TASK
Review the material and extract every line in which the word "name" occurs.

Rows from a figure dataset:

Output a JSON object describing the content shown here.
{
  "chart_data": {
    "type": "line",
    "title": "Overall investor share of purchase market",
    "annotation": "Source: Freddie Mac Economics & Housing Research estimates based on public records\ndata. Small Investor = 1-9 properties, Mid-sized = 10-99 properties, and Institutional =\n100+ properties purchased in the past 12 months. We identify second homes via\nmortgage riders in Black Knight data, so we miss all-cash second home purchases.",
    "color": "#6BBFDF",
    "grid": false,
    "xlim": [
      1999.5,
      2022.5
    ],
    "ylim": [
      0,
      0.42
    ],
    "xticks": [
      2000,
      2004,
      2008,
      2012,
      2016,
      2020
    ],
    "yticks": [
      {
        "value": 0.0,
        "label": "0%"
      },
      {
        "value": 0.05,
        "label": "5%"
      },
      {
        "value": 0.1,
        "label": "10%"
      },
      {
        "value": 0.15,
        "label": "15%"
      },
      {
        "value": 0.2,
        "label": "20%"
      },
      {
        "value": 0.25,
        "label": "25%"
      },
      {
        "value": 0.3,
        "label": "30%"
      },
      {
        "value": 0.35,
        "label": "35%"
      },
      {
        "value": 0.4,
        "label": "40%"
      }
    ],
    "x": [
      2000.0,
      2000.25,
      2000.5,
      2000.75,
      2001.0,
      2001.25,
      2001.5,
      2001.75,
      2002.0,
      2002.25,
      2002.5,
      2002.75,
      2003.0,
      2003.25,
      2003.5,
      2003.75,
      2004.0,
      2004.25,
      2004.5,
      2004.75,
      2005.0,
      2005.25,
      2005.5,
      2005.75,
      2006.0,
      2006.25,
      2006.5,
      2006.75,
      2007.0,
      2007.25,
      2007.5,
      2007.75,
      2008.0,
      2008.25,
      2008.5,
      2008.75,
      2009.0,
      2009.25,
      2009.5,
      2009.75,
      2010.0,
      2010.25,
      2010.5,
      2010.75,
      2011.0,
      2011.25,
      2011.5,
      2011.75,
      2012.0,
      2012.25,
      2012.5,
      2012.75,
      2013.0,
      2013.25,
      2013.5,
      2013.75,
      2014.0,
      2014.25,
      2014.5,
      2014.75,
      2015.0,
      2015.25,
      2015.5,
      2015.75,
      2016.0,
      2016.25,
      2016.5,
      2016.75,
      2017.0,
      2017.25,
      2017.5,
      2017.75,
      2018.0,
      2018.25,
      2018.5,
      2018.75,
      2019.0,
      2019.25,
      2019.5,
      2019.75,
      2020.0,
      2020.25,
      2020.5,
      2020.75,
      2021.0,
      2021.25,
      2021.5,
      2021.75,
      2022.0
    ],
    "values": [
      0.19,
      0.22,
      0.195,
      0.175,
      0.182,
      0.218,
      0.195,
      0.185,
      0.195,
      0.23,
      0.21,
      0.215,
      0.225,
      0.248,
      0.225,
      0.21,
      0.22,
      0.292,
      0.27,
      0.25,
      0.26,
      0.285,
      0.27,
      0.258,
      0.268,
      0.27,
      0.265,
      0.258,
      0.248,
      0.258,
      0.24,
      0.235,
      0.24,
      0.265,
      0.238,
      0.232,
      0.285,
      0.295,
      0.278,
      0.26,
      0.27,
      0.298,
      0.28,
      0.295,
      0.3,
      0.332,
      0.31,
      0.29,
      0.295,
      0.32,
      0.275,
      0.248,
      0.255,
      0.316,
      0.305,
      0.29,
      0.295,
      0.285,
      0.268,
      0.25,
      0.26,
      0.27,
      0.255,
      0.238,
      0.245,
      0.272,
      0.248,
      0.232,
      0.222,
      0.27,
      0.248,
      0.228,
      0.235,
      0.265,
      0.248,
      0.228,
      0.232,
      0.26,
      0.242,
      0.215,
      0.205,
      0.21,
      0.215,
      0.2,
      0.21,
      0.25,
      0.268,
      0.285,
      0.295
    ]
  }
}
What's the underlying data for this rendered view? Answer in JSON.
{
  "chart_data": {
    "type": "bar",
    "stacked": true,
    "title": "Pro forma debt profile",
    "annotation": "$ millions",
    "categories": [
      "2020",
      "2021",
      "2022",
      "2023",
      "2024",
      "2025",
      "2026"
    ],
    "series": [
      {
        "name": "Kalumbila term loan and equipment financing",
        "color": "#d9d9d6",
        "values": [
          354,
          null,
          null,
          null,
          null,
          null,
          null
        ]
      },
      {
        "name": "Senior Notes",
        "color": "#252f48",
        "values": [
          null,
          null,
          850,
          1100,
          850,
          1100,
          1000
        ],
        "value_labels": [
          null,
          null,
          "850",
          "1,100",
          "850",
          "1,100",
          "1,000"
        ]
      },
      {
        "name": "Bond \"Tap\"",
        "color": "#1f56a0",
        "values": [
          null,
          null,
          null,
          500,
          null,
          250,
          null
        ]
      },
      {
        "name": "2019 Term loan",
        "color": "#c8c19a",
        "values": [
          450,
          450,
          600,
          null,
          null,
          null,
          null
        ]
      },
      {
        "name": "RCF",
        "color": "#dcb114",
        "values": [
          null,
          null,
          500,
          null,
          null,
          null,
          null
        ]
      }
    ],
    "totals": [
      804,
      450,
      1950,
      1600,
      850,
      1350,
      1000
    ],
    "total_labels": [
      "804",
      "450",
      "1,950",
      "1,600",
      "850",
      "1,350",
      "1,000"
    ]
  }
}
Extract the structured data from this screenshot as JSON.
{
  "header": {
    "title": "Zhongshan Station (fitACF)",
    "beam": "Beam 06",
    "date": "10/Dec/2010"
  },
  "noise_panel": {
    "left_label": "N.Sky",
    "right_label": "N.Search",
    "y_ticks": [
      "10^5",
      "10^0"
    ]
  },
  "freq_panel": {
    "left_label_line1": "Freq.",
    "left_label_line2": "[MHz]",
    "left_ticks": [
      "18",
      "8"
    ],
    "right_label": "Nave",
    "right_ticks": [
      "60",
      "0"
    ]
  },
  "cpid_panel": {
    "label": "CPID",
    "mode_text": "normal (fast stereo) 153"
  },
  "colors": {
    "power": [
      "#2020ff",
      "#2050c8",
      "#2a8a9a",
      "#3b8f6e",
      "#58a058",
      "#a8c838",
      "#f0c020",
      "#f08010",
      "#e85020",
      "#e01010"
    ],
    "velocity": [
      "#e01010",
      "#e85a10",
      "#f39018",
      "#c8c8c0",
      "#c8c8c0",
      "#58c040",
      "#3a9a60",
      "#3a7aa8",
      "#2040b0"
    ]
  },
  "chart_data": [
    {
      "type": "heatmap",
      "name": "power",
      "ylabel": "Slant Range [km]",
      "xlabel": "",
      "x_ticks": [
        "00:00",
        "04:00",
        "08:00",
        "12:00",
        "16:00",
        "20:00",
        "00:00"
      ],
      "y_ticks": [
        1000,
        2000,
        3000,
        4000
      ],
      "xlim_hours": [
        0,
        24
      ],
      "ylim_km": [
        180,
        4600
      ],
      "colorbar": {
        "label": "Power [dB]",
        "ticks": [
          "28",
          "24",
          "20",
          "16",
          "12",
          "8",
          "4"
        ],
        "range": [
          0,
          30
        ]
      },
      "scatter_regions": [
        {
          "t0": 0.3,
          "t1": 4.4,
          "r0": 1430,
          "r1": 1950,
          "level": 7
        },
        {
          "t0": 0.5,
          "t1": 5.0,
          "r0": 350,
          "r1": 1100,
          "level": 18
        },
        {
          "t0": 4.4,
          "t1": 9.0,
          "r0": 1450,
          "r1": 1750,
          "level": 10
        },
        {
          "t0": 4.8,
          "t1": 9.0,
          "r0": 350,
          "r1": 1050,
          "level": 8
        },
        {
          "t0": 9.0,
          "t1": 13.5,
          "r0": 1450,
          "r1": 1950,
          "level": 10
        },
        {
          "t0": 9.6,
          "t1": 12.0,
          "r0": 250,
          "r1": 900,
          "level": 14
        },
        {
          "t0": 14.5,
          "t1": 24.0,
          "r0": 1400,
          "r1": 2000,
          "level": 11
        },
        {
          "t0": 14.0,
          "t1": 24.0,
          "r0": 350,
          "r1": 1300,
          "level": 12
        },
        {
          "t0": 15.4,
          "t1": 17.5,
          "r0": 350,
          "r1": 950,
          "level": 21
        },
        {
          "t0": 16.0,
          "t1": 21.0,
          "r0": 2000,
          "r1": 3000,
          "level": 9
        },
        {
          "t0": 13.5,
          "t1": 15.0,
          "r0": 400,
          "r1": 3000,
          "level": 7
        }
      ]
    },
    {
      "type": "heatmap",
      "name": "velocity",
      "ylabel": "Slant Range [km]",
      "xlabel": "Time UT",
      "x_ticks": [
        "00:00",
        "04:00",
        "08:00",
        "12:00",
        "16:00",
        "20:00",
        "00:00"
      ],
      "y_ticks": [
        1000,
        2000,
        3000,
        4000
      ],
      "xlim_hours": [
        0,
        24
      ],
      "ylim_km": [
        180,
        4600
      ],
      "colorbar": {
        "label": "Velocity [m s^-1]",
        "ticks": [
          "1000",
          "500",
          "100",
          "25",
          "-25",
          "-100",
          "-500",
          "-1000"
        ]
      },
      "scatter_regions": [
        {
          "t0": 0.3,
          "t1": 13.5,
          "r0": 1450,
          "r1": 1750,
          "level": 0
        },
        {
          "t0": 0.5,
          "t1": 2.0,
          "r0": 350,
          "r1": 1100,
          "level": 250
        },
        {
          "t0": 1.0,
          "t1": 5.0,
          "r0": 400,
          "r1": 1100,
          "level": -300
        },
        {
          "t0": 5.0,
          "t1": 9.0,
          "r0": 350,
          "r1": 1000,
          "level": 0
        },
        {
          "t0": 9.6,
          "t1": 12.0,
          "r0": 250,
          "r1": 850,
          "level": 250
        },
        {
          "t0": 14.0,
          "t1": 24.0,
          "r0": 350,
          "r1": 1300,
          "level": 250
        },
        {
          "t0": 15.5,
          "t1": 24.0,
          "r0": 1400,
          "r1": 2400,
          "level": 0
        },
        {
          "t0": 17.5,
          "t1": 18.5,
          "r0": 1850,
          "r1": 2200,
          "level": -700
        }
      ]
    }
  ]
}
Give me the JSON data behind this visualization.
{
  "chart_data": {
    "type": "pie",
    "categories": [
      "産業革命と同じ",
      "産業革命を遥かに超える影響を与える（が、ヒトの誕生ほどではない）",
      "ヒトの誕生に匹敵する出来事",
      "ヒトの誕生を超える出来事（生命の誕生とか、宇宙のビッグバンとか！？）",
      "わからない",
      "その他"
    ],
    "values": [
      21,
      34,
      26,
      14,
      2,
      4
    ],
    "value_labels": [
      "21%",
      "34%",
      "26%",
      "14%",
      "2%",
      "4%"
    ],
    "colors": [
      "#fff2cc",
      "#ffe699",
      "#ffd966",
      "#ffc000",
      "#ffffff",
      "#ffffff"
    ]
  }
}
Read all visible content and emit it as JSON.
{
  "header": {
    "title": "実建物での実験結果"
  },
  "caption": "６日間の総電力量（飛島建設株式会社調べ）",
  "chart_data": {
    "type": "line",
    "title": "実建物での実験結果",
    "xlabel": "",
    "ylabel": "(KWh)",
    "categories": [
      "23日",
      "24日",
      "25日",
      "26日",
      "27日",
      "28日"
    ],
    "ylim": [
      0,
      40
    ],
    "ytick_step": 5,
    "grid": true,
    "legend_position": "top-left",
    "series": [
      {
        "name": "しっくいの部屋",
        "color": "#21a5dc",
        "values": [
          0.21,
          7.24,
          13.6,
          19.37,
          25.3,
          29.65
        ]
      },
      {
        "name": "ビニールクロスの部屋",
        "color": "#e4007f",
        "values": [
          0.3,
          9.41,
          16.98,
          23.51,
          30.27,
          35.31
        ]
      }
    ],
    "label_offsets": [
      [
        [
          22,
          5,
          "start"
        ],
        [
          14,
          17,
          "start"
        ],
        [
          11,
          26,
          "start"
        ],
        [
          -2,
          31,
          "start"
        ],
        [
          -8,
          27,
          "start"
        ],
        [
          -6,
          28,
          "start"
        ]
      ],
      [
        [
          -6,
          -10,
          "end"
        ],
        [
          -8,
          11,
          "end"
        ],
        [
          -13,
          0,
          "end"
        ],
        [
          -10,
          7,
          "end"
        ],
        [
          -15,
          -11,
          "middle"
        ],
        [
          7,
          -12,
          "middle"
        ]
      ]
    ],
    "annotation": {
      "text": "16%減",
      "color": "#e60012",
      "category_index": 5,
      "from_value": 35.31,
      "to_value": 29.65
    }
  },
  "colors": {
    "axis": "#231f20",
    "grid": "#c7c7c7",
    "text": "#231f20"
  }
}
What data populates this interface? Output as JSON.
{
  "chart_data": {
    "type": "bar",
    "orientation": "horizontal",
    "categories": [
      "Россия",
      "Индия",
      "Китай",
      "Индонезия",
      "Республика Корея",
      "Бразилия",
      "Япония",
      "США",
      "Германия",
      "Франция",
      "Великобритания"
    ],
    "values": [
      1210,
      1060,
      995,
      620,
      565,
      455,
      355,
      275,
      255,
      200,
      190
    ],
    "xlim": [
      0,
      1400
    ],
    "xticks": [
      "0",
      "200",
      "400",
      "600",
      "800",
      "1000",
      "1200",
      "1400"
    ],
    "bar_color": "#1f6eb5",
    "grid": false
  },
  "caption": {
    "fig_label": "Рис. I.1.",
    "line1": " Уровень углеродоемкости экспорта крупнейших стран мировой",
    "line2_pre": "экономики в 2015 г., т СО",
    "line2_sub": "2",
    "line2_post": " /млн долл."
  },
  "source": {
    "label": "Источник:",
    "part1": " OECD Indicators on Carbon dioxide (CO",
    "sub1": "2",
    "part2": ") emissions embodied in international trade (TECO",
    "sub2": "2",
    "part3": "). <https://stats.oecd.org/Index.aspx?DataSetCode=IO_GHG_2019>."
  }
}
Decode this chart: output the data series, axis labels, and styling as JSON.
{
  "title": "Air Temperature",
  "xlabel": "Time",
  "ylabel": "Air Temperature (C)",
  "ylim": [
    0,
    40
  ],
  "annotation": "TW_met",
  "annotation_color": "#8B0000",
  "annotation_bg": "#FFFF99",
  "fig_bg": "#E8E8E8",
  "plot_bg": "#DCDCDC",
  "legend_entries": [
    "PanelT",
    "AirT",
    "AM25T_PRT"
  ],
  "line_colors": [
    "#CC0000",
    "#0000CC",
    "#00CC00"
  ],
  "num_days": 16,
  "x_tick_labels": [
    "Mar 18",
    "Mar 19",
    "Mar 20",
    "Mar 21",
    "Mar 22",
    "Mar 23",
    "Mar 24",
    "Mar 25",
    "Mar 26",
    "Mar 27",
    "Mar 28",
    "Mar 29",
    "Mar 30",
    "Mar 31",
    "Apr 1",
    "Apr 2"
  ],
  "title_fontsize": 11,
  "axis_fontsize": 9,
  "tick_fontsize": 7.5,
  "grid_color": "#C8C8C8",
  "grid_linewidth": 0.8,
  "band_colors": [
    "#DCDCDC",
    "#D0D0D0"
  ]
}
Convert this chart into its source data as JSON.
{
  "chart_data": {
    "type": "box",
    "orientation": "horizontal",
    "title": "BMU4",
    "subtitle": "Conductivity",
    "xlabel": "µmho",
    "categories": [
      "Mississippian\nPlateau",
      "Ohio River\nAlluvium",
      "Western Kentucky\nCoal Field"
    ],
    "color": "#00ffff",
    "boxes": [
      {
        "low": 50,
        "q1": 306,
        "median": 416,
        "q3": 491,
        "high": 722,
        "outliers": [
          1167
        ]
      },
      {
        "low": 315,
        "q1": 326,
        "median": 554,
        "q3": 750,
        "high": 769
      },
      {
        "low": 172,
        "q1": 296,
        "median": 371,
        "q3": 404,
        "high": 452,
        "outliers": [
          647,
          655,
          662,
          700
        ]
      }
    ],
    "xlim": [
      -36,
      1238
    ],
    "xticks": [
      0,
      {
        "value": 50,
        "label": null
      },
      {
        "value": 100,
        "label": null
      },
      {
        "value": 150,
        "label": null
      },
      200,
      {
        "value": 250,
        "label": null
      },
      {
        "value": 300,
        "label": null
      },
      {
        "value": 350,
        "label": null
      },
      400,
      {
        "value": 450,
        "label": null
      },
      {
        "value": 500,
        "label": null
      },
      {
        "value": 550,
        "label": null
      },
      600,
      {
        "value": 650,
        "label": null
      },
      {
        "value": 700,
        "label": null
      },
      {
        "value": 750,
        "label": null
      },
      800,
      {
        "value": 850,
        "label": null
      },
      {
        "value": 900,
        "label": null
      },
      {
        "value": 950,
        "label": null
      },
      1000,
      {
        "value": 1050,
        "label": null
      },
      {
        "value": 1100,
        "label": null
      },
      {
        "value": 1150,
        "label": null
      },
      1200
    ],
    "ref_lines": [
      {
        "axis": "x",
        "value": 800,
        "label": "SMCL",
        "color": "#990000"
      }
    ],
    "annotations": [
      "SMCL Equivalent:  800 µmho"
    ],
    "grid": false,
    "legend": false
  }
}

SOLUTION TO THIS EXERCISE
        "name": "Kalumbila term loan and equipment financing",
        "name": "Senior Notes",
        "name": "Bond \"Tap\"",
        "name": "2019 Term loan",
        "name": "RCF",
      "name": "power",
      "name": "velocity",
        "name": "しっくいの部屋",
        "name": "ビニールクロスの部屋",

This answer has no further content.